Task to carry out ::
Repeat exactly, and only, the lines from the line containing "Transcribe the text in this document." through the last line of the records below, including both.

Provided information ::
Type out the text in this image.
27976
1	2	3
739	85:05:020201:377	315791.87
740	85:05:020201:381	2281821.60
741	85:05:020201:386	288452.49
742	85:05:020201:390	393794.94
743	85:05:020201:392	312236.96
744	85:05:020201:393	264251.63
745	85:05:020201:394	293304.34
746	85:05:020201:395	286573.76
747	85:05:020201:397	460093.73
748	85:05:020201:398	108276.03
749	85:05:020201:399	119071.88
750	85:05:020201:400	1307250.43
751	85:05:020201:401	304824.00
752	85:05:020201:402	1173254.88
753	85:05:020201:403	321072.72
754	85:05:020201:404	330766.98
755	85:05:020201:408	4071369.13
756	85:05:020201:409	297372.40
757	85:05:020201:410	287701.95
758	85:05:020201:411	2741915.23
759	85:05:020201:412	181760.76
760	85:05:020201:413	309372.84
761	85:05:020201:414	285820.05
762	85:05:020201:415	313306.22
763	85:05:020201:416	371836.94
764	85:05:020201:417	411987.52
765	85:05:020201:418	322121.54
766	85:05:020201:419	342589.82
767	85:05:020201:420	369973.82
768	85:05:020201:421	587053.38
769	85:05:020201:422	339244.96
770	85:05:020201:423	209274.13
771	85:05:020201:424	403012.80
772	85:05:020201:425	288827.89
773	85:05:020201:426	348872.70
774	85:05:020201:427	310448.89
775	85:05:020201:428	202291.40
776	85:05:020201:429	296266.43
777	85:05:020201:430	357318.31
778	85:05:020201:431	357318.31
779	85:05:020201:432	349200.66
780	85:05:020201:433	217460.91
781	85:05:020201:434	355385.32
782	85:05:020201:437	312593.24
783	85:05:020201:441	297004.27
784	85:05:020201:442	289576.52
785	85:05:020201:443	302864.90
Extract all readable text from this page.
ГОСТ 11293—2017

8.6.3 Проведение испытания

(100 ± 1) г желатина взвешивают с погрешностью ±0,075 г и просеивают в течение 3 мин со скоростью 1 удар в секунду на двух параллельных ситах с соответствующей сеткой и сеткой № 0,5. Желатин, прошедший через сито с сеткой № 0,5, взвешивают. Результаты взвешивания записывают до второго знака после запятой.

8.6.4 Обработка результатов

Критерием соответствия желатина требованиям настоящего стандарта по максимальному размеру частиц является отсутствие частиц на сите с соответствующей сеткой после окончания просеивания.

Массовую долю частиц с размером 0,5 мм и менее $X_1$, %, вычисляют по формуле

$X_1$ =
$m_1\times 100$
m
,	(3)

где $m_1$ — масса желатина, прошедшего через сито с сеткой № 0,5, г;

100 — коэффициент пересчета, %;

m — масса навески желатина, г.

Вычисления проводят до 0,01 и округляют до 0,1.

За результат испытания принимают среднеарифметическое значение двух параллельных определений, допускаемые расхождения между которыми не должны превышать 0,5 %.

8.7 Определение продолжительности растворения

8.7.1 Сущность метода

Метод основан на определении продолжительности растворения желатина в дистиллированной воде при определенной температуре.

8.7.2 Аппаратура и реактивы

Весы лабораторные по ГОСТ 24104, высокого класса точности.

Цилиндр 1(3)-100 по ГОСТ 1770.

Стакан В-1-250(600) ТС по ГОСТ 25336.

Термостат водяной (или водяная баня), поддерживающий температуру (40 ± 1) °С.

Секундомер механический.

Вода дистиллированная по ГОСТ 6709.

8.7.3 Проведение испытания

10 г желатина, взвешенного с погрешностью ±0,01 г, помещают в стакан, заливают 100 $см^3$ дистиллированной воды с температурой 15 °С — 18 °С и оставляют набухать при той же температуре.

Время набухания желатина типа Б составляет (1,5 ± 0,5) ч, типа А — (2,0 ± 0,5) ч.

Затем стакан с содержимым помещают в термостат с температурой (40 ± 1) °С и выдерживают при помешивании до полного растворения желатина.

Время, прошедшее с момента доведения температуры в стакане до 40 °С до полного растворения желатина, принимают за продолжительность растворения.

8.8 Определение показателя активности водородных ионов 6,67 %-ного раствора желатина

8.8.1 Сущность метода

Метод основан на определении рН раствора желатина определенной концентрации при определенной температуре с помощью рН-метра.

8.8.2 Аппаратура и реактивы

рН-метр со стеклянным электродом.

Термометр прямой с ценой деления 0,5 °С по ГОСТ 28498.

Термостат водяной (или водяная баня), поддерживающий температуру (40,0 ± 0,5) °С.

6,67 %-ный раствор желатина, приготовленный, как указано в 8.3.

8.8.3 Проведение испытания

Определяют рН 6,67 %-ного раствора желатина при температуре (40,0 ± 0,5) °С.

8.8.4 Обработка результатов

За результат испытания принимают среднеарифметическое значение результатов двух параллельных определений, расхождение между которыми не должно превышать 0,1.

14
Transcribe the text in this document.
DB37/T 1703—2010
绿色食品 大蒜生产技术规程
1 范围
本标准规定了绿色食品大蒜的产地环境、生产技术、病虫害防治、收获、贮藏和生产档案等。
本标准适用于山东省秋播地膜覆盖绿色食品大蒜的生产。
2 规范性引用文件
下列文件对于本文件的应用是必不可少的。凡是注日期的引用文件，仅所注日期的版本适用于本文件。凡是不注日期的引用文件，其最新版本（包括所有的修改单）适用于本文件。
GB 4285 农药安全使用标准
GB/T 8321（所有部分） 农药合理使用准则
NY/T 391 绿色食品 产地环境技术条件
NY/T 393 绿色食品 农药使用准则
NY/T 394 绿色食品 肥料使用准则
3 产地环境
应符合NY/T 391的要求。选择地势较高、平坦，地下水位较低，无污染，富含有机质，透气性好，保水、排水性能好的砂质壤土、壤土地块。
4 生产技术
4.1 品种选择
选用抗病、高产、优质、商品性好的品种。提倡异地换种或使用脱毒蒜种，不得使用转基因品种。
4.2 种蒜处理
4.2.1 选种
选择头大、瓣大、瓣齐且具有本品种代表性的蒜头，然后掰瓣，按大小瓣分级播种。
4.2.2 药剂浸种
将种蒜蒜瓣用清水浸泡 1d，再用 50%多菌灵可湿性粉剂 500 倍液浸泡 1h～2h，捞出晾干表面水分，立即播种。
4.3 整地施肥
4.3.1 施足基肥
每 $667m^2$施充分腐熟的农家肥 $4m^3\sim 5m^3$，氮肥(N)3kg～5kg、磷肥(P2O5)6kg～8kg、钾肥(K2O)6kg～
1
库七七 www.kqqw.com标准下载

Finished task ::
Transcribe the text in this document.
DB37/T 1703—2010
绿色食品 大蒜生产技术规程
1 范围
本标准规定了绿色食品大蒜的产地环境、生产技术、病虫害防治、收获、贮藏和生产档案等。
本标准适用于山东省秋播地膜覆盖绿色食品大蒜的生产。
2 规范性引用文件
下列文件对于本文件的应用是必不可少的。凡是注日期的引用文件，仅所注日期的版本适用于本文件。凡是不注日期的引用文件，其最新版本（包括所有的修改单）适用于本文件。
GB 4285 农药安全使用标准
GB/T 8321（所有部分） 农药合理使用准则
NY/T 391 绿色食品 产地环境技术条件
NY/T 393 绿色食品 农药使用准则
NY/T 394 绿色食品 肥料使用准则
3 产地环境
应符合NY/T 391的要求。选择地势较高、平坦，地下水位较低，无污染，富含有机质，透气性好，保水、排水性能好的砂质壤土、壤土地块。
4 生产技术
4.1 品种选择
选用抗病、高产、优质、商品性好的品种。提倡异地换种或使用脱毒蒜种，不得使用转基因品种。
4.2 种蒜处理
4.2.1 选种
选择头大、瓣大、瓣齐且具有本品种代表性的蒜头，然后掰瓣，按大小瓣分级播种。
4.2.2 药剂浸种
将种蒜蒜瓣用清水浸泡 1d，再用 50%多菌灵可湿性粉剂 500 倍液浸泡 1h～2h，捞出晾干表面水分，立即播种。
4.3 整地施肥
4.3.1 施足基肥
每 $667m^2$施充分腐熟的农家肥 $4m^3\sim 5m^3$，氮肥(N)3kg～5kg、磷肥(P2O5)6kg～8kg、钾肥(K2O)6kg～
1
库七七 www.kqqw.com标准下载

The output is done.